--- Exercise details ---
Count how many lines of the data below contain the string "Demo"; the reply should be that number alone.

** Start Data for the task **

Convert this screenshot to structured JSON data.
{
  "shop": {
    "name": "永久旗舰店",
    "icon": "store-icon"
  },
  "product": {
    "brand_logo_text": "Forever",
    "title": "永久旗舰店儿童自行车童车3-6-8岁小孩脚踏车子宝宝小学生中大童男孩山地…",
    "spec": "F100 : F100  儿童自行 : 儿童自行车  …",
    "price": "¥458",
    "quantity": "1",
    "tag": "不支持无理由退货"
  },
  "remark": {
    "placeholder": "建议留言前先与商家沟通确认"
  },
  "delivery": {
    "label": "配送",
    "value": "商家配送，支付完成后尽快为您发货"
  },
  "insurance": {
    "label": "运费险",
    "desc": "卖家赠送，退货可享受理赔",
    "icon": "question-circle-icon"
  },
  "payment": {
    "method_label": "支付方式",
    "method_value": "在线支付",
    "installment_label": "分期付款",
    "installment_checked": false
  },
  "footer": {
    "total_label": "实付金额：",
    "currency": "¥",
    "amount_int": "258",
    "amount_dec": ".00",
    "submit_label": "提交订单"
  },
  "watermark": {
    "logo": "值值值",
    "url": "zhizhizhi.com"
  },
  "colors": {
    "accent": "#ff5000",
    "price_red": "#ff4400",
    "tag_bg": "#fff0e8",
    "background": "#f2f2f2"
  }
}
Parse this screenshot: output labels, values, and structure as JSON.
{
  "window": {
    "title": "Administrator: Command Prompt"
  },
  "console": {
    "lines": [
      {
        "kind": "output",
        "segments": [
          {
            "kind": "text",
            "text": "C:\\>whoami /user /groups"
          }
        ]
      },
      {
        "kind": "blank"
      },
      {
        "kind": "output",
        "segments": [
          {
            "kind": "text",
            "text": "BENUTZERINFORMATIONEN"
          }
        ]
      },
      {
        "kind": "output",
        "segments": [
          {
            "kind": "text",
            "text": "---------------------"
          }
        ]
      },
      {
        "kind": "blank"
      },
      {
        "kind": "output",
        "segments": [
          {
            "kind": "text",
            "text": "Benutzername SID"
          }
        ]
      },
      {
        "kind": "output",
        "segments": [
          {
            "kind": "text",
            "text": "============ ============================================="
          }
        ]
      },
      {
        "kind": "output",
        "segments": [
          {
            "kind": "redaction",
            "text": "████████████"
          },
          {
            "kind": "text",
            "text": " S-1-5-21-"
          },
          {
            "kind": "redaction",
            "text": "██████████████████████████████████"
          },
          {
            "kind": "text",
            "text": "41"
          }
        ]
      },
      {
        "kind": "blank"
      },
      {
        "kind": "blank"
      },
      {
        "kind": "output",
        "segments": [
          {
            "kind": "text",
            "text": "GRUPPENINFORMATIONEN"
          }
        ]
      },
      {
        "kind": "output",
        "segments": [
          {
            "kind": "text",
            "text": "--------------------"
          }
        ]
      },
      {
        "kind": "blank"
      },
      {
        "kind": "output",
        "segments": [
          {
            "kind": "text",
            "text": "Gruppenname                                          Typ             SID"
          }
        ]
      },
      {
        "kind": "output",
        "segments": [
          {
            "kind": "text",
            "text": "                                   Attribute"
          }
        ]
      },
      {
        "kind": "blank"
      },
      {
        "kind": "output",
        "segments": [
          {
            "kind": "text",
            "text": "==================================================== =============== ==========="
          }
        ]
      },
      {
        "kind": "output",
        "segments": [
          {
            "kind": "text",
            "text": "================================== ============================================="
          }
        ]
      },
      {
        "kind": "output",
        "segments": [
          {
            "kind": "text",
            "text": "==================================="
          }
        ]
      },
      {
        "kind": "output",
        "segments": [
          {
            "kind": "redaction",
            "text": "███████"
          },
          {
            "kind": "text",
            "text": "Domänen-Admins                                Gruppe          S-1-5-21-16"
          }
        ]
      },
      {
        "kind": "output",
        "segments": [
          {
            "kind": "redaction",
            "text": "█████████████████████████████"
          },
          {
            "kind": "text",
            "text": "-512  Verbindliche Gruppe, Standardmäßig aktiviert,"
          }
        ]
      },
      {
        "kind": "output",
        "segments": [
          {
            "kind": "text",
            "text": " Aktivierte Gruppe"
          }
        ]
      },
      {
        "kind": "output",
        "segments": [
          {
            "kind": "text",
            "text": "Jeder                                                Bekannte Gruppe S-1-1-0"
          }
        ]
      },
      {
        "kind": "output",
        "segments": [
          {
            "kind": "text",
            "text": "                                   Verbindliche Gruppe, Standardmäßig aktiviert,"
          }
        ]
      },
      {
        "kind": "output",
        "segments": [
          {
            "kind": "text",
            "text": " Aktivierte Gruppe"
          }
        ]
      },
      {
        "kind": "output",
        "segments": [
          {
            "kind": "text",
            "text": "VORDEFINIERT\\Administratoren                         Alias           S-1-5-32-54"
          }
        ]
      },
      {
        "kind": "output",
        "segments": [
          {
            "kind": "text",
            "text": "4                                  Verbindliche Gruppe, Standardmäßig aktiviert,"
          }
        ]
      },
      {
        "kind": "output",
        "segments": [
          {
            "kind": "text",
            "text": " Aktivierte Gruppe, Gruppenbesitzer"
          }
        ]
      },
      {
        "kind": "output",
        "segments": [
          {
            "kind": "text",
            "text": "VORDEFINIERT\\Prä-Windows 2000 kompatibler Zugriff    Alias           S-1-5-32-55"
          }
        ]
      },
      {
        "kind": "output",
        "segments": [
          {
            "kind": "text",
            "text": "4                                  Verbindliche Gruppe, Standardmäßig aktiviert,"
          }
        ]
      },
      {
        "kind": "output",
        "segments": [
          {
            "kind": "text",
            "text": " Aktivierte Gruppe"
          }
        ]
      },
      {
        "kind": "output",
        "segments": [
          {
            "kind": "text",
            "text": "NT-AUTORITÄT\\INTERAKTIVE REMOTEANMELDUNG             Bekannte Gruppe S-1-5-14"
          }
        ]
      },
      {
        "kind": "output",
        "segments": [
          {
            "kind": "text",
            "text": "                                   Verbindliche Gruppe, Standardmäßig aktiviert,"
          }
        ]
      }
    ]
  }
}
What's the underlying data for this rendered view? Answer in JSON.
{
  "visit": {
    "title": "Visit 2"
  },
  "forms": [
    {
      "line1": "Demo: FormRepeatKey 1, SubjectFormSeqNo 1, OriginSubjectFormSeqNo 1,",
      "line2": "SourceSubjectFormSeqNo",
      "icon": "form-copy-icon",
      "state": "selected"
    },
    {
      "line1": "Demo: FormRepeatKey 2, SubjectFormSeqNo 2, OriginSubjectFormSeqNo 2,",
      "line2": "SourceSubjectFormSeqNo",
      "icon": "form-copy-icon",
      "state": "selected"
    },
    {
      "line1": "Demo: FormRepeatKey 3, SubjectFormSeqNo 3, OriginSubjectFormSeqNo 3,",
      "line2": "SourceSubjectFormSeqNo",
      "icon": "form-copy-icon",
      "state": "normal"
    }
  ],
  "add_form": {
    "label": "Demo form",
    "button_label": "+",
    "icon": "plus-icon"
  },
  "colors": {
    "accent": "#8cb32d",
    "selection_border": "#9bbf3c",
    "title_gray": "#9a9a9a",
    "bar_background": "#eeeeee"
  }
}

** End Data for the task **

--- Written solution ---
4